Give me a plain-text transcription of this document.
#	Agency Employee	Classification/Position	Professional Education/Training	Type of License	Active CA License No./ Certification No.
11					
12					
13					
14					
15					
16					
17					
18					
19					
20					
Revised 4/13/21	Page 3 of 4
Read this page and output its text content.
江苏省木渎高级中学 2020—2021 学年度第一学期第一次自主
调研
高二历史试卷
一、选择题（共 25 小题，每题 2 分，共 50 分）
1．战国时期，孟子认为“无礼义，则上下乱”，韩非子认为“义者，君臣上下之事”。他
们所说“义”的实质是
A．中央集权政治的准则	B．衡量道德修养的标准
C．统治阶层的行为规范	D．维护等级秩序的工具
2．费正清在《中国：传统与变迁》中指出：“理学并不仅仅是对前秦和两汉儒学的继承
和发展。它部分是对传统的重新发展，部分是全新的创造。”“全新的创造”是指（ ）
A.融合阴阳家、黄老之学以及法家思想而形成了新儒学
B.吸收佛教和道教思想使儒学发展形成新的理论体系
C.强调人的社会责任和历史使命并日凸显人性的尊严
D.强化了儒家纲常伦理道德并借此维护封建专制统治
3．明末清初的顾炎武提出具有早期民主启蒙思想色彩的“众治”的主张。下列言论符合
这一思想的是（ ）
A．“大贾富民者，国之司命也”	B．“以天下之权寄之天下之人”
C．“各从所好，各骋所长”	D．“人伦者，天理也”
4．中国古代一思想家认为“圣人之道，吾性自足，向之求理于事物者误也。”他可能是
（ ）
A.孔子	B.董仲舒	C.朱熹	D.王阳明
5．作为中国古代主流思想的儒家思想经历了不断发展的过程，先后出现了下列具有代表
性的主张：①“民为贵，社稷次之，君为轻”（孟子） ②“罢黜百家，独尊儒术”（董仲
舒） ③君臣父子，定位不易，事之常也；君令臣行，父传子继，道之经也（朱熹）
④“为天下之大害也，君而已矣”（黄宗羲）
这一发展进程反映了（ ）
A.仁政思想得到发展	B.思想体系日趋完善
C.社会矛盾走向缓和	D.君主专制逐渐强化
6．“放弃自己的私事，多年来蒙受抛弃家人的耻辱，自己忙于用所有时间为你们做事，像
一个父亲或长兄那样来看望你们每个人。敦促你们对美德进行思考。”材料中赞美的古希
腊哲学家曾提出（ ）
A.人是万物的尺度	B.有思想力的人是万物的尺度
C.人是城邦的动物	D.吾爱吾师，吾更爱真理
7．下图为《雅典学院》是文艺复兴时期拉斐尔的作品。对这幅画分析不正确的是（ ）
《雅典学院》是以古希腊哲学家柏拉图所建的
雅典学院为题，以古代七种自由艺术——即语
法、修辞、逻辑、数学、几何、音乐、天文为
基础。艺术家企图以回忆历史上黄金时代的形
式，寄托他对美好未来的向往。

-----

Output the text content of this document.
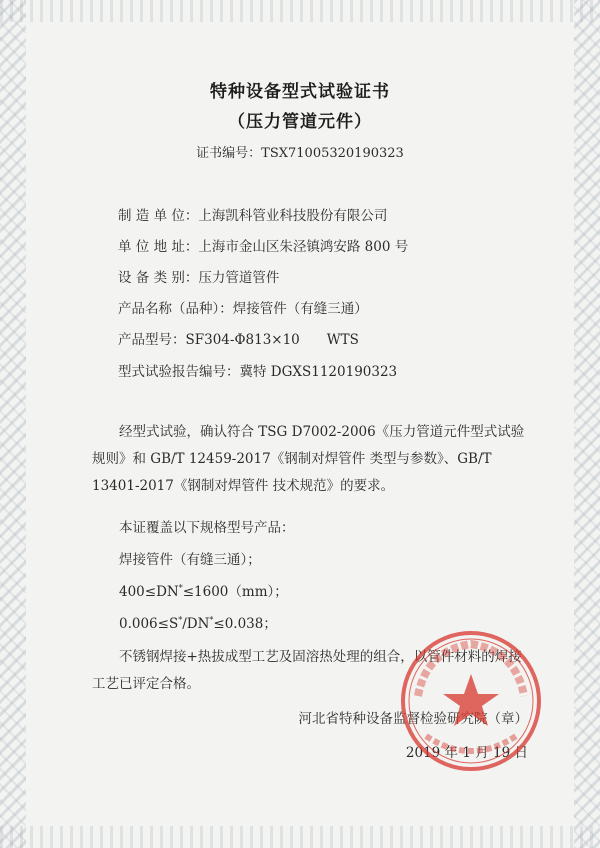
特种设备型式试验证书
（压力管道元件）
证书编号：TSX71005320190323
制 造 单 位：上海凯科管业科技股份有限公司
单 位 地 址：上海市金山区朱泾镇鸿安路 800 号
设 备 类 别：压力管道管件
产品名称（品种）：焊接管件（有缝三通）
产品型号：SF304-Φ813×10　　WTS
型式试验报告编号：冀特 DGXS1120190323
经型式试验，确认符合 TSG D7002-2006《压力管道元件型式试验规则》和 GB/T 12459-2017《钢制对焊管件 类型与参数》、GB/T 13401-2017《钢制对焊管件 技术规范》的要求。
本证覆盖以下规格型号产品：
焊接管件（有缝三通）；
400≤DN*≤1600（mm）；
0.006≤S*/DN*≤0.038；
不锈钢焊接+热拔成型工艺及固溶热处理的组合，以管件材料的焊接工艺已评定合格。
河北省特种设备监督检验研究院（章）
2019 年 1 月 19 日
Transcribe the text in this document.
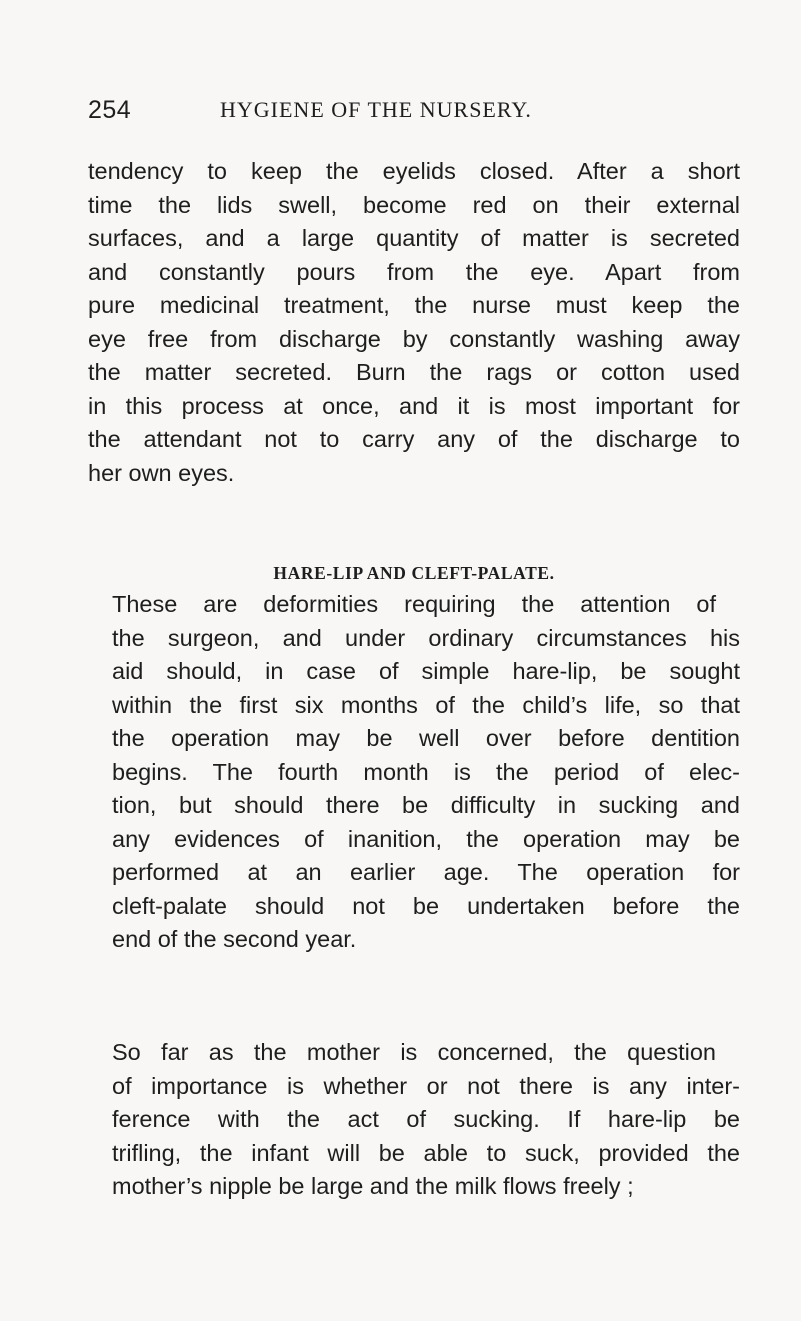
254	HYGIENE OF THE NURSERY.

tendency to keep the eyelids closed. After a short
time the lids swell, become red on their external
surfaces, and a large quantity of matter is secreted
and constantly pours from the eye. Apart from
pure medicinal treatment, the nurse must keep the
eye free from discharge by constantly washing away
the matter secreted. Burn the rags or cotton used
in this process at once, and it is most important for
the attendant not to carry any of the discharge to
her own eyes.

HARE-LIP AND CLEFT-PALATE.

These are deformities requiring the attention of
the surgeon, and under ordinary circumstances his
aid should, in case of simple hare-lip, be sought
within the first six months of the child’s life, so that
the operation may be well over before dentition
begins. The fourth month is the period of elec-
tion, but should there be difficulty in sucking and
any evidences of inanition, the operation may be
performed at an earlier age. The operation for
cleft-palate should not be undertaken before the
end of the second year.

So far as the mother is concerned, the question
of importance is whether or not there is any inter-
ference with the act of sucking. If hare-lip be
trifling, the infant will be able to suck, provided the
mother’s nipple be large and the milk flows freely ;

-----

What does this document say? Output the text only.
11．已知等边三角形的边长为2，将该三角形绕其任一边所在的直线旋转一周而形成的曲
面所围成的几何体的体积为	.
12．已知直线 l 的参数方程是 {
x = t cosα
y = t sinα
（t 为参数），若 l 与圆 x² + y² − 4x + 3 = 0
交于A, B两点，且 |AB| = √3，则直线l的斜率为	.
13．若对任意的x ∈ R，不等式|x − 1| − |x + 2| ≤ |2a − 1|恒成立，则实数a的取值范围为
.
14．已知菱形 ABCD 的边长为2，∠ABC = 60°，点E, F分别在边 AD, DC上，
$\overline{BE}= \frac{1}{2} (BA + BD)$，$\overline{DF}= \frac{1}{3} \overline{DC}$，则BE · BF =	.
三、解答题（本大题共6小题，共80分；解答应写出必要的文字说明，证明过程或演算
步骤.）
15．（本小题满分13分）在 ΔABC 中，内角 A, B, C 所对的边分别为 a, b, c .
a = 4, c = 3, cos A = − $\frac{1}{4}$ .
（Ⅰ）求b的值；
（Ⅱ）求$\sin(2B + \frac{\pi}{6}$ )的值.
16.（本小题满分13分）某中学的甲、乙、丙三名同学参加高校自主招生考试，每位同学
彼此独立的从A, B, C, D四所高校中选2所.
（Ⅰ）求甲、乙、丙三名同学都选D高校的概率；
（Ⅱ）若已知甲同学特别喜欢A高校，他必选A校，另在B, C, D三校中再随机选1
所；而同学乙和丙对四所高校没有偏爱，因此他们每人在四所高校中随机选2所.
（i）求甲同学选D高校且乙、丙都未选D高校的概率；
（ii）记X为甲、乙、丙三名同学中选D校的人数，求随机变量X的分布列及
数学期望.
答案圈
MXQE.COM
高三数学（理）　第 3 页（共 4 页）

-----

• **WORK TO DO**
Take each line containing the string "text" and copy it out.

• **SOLUTION TO THIS TASK**
Give me a plain-text transcription of this document.
Read this page and output its text content.
Output the text content of this document.
Transcribe the text in this document.
What does this document say? Output the text only.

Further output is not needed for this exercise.